Data extracted from a collection:
☆ ☆ ☆ ☆ ☆ ☆ ☆

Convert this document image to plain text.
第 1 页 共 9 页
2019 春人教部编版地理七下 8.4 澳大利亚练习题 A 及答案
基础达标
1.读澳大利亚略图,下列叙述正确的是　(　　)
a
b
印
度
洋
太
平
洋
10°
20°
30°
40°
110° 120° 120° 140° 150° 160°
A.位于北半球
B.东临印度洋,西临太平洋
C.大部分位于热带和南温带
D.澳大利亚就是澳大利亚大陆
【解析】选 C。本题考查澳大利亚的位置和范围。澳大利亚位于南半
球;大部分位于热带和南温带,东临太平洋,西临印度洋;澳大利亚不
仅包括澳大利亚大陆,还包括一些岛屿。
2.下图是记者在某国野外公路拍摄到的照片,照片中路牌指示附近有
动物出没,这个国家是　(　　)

☆ ☆ ☆ ☆ ☆ ☆ ☆

Go through the listing above and work out how many lines contain the string "大部分位于热带和南温带". Reply with the number alone.

2